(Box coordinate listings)
** begin **

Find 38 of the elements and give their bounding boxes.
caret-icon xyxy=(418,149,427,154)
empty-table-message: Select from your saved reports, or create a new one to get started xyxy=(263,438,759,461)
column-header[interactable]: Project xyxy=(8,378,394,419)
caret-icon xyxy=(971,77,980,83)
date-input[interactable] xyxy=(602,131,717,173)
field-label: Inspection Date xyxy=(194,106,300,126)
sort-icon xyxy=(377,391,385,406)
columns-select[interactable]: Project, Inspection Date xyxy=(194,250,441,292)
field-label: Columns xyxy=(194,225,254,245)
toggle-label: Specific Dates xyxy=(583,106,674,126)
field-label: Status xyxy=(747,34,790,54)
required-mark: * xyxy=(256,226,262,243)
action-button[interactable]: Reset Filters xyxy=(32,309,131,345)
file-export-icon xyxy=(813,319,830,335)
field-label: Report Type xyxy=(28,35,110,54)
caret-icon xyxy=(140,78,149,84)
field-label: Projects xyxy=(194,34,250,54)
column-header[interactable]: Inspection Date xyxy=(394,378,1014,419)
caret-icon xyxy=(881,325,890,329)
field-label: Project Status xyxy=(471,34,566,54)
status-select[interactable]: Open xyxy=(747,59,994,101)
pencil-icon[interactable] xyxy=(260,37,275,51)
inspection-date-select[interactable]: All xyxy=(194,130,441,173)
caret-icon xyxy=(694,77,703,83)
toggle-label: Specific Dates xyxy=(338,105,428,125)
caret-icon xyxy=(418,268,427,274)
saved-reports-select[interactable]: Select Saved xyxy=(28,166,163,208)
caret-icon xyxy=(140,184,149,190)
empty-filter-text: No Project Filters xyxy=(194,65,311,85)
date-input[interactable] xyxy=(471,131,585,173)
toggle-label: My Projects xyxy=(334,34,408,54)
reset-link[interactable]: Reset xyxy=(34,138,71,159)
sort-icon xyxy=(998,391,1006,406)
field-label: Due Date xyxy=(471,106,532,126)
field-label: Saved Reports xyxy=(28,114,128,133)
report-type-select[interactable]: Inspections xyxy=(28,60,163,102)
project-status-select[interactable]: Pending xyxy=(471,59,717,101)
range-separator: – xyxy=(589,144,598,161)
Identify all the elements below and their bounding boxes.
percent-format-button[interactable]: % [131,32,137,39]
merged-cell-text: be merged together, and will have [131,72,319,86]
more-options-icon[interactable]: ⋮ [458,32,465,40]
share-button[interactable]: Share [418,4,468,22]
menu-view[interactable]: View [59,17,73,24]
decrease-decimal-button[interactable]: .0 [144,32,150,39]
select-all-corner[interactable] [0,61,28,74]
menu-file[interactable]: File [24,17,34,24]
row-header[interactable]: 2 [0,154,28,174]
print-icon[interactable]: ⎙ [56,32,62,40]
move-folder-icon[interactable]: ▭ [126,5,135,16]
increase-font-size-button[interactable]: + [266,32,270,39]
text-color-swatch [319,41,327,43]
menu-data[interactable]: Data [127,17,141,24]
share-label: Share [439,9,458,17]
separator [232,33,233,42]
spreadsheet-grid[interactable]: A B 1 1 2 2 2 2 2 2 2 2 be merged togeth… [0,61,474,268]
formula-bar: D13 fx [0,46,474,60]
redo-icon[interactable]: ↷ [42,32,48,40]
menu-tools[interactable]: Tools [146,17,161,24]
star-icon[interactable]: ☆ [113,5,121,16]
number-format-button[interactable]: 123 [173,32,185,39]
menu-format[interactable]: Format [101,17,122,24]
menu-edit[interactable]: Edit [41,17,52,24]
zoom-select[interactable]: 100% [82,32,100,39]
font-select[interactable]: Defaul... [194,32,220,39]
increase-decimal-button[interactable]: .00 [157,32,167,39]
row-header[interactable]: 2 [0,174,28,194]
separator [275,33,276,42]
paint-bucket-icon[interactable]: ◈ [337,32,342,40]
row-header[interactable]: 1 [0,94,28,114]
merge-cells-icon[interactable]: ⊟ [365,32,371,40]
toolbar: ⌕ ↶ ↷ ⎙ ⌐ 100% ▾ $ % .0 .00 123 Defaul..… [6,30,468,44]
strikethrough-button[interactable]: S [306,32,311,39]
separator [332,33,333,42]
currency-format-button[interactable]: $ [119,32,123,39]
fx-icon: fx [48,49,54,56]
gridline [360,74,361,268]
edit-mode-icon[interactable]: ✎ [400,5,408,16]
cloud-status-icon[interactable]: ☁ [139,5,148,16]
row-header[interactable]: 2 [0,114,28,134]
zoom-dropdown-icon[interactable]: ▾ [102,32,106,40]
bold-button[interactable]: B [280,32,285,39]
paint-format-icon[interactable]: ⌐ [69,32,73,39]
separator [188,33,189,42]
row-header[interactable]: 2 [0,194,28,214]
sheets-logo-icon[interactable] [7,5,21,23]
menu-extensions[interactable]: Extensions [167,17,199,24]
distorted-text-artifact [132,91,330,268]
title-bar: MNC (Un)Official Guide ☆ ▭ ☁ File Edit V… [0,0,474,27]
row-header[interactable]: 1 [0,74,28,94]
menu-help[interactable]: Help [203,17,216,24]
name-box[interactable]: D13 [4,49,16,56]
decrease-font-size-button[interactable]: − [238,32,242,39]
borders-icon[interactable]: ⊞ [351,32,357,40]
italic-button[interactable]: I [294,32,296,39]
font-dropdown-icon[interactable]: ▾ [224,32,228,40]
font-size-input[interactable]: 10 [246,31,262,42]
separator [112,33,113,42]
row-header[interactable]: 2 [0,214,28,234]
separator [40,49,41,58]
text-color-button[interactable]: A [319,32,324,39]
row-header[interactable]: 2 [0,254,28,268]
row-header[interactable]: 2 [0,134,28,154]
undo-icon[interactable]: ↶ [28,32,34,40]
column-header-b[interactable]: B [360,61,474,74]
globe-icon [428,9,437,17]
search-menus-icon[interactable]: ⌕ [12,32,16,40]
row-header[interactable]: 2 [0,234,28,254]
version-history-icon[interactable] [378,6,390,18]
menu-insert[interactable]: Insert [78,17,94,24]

** end **

__JOB__
Extract every line of the entries above and reproduce each one without any change.

__EXERCISE SOLUTION__
Find 38 of the elements and give their bounding boxes.
caret-icon xyxy=(418,149,427,154)
empty-table-message: Select from your saved reports, or create a new one to get started xyxy=(263,438,759,461)
column-header[interactable]: Project xyxy=(8,378,394,419)
caret-icon xyxy=(971,77,980,83)
date-input[interactable] xyxy=(602,131,717,173)
field-label: Inspection Date xyxy=(194,106,300,126)
sort-icon xyxy=(377,391,385,406)
columns-select[interactable]: Project, Inspection Date xyxy=(194,250,441,292)
field-label: Columns xyxy=(194,225,254,245)
toggle-label: Specific Dates xyxy=(583,106,674,126)
field-label: Status xyxy=(747,34,790,54)
required-mark: * xyxy=(256,226,262,243)
action-button[interactable]: Reset Filters xyxy=(32,309,131,345)
file-export-icon xyxy=(813,319,830,335)
field-label: Report Type xyxy=(28,35,110,54)
caret-icon xyxy=(140,78,149,84)
field-label: Projects xyxy=(194,34,250,54)
column-header[interactable]: Inspection Date xyxy=(394,378,1014,419)
caret-icon xyxy=(881,325,890,329)
field-label: Project Status xyxy=(471,34,566,54)
status-select[interactable]: Open xyxy=(747,59,994,101)
pencil-icon[interactable] xyxy=(260,37,275,51)
inspection-date-select[interactable]: All xyxy=(194,130,441,173)
caret-icon xyxy=(694,77,703,83)
toggle-label: Specific Dates xyxy=(338,105,428,125)
caret-icon xyxy=(418,268,427,274)
saved-reports-select[interactable]: Select Saved xyxy=(28,166,163,208)
caret-icon xyxy=(140,184,149,190)
empty-filter-text: No Project Filters xyxy=(194,65,311,85)
date-input[interactable] xyxy=(471,131,585,173)
toggle-label: My Projects xyxy=(334,34,408,54)
reset-link[interactable]: Reset xyxy=(34,138,71,159)
sort-icon xyxy=(998,391,1006,406)
field-label: Due Date xyxy=(471,106,532,126)
field-label: Saved Reports xyxy=(28,114,128,133)
report-type-select[interactable]: Inspections xyxy=(28,60,163,102)
project-status-select[interactable]: Pending xyxy=(471,59,717,101)
range-separator: – xyxy=(589,144,598,161)
Identify all the elements below and their bounding boxes.
percent-format-button[interactable]: % [131,32,137,39]
merged-cell-text: be merged together, and will have [131,72,319,86]
more-options-icon[interactable]: ⋮ [458,32,465,40]
share-button[interactable]: Share [418,4,468,22]
menu-view[interactable]: View [59,17,73,24]
decrease-decimal-button[interactable]: .0 [144,32,150,39]
select-all-corner[interactable] [0,61,28,74]
menu-file[interactable]: File [24,17,34,24]
row-header[interactable]: 2 [0,154,28,174]
print-icon[interactable]: ⎙ [56,32,62,40]
move-folder-icon[interactable]: ▭ [126,5,135,16]
increase-font-size-button[interactable]: + [266,32,270,39]
text-color-swatch [319,41,327,43]
menu-data[interactable]: Data [127,17,141,24]
share-label: Share [439,9,458,17]
separator [232,33,233,42]
spreadsheet-grid[interactable]: A B 1 1 2 2 2 2 2 2 2 2 be merged togeth… [0,61,474,268]
formula-bar: D13 fx [0,46,474,60]
redo-icon[interactable]: ↷ [42,32,48,40]
menu-tools[interactable]: Tools [146,17,161,24]
star-icon[interactable]: ☆ [113,5,121,16]
number-format-button[interactable]: 123 [173,32,185,39]
menu-format[interactable]: Format [101,17,122,24]
menu-edit[interactable]: Edit [41,17,52,24]
zoom-select[interactable]: 100% [82,32,100,39]
font-select[interactable]: Defaul... [194,32,220,39]
increase-decimal-button[interactable]: .00 [157,32,167,39]
row-header[interactable]: 2 [0,174,28,194]
separator [275,33,276,42]
paint-bucket-icon[interactable]: ◈ [337,32,342,40]
row-header[interactable]: 1 [0,94,28,114]
merge-cells-icon[interactable]: ⊟ [365,32,371,40]
toolbar: ⌕ ↶ ↷ ⎙ ⌐ 100% ▾ $ % .0 .00 123 Defaul..… [6,30,468,44]
strikethrough-button[interactable]: S [306,32,311,39]
separator [332,33,333,42]
currency-format-button[interactable]: $ [119,32,123,39]
fx-icon: fx [48,49,54,56]
gridline [360,74,361,268]
edit-mode-icon[interactable]: ✎ [400,5,408,16]
cloud-status-icon[interactable]: ☁ [139,5,148,16]
row-header[interactable]: 2 [0,114,28,134]
zoom-dropdown-icon[interactable]: ▾ [102,32,106,40]
bold-button[interactable]: B [280,32,285,39]
paint-format-icon[interactable]: ⌐ [69,32,73,39]
separator [188,33,189,42]
row-header[interactable]: 2 [0,194,28,214]
sheets-logo-icon[interactable] [7,5,21,23]
menu-extensions[interactable]: Extensions [167,17,199,24]
distorted-text-artifact [132,91,330,268]
title-bar: MNC (Un)Official Guide ☆ ▭ ☁ File Edit V… [0,0,474,27]
row-header[interactable]: 1 [0,74,28,94]
menu-help[interactable]: Help [203,17,216,24]
name-box[interactable]: D13 [4,49,16,56]
decrease-font-size-button[interactable]: − [238,32,242,39]
borders-icon[interactable]: ⊞ [351,32,357,40]
italic-button[interactable]: I [294,32,296,39]
font-dropdown-icon[interactable]: ▾ [224,32,228,40]
font-size-input[interactable]: 10 [246,31,262,42]
separator [112,33,113,42]
row-header[interactable]: 2 [0,214,28,234]
separator [40,49,41,58]
text-color-button[interactable]: A [319,32,324,39]
row-header[interactable]: 2 [0,254,28,268]
row-header[interactable]: 2 [0,134,28,154]
undo-icon[interactable]: ↶ [28,32,34,40]
column-header-b[interactable]: B [360,61,474,74]
globe-icon [428,9,437,17]
search-menus-icon[interactable]: ⌕ [12,32,16,40]
row-header[interactable]: 2 [0,234,28,254]
version-history-icon[interactable] [378,6,390,18]
menu-insert[interactable]: Insert [78,17,94,24]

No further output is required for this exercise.